(begin)
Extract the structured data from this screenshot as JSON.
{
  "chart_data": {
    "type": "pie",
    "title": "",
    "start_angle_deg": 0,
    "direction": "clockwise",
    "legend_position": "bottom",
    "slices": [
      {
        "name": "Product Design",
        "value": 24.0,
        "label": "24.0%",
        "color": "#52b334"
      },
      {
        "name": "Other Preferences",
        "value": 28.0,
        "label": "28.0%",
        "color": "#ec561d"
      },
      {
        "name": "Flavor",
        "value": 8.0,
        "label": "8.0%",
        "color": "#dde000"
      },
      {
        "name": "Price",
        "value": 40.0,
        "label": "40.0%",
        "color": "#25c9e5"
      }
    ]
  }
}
(end)
#### Stated task
Track down every line of the material containing the string "name", and copy it.

#### Expected output
        "name": "Product Design",
        "name": "Other Preferences",
        "name": "Flavor",
        "name": "Price",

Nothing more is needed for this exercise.